> [Task goal] Reproduce the listing below without changes, except that pictures are left out.
+++++
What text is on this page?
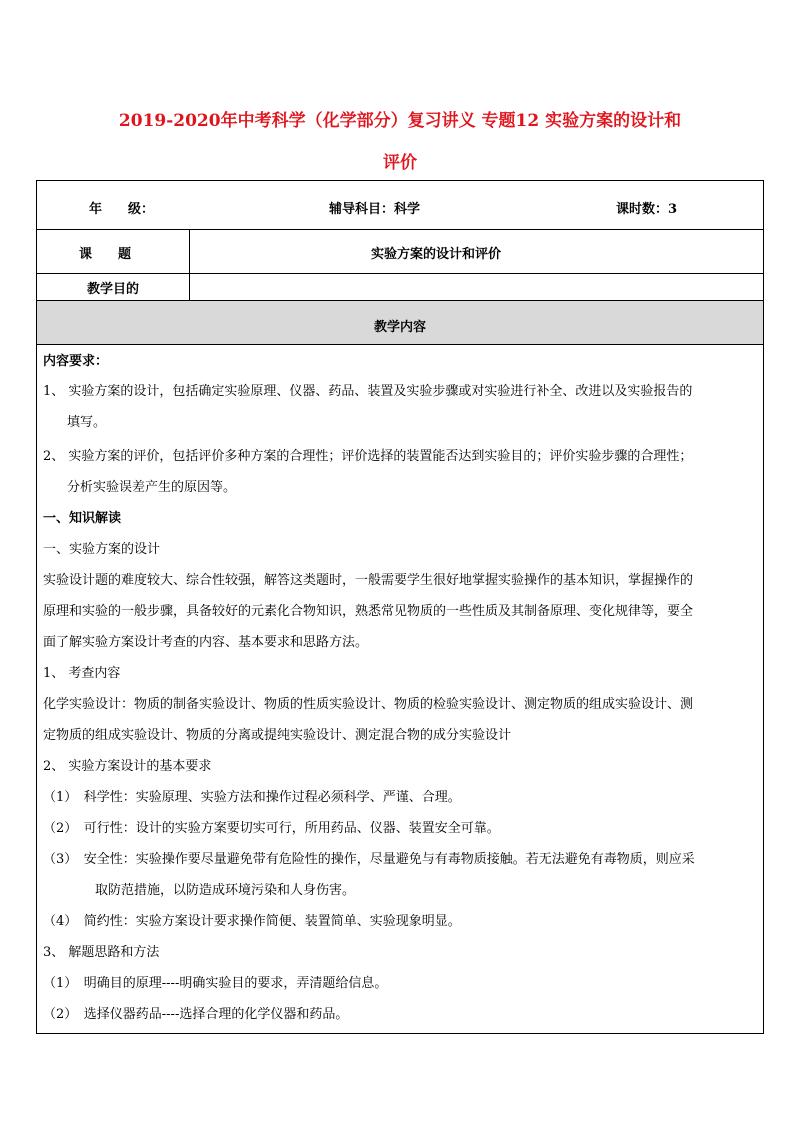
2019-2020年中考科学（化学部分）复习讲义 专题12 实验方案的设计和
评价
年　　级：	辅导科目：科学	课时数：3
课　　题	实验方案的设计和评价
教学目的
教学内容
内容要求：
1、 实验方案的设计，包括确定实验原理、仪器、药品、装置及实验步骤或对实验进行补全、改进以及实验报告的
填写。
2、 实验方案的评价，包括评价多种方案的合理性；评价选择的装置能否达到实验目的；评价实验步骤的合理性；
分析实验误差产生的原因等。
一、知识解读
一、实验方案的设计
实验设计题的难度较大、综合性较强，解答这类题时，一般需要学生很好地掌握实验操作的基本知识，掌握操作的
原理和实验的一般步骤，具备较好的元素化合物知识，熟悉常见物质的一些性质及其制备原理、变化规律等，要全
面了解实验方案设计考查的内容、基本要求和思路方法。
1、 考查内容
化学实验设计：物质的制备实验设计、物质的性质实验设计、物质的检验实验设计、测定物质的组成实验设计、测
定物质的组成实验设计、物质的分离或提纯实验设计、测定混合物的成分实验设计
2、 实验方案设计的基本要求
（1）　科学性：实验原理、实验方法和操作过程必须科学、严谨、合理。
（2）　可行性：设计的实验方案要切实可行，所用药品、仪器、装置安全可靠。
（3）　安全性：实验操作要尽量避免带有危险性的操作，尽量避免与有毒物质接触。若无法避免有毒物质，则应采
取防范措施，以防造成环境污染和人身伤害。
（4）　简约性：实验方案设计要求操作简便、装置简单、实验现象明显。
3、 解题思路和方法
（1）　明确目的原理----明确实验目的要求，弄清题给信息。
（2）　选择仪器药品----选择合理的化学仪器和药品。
+++++
> [The answer]
What text is on this page?
2019-2020年中考科学（化学部分）复习讲义 专题12 实验方案的设计和
评价
年　　级：	辅导科目：科学	课时数：3
课　　题	实验方案的设计和评价
教学目的
教学内容
内容要求：
1、 实验方案的设计，包括确定实验原理、仪器、药品、装置及实验步骤或对实验进行补全、改进以及实验报告的
填写。
2、 实验方案的评价，包括评价多种方案的合理性；评价选择的装置能否达到实验目的；评价实验步骤的合理性；
分析实验误差产生的原因等。
一、知识解读
一、实验方案的设计
实验设计题的难度较大、综合性较强，解答这类题时，一般需要学生很好地掌握实验操作的基本知识，掌握操作的
原理和实验的一般步骤，具备较好的元素化合物知识，熟悉常见物质的一些性质及其制备原理、变化规律等，要全
面了解实验方案设计考查的内容、基本要求和思路方法。
1、 考查内容
化学实验设计：物质的制备实验设计、物质的性质实验设计、物质的检验实验设计、测定物质的组成实验设计、测
定物质的组成实验设计、物质的分离或提纯实验设计、测定混合物的成分实验设计
2、 实验方案设计的基本要求
（1）　科学性：实验原理、实验方法和操作过程必须科学、严谨、合理。
（2）　可行性：设计的实验方案要切实可行，所用药品、仪器、装置安全可靠。
（3）　安全性：实验操作要尽量避免带有危险性的操作，尽量避免与有毒物质接触。若无法避免有毒物质，则应采
取防范措施，以防造成环境污染和人身伤害。
（4）　简约性：实验方案设计要求操作简便、装置简单、实验现象明显。
3、 解题思路和方法
（1）　明确目的原理----明确实验目的要求，弄清题给信息。
（2）　选择仪器药品----选择合理的化学仪器和药品。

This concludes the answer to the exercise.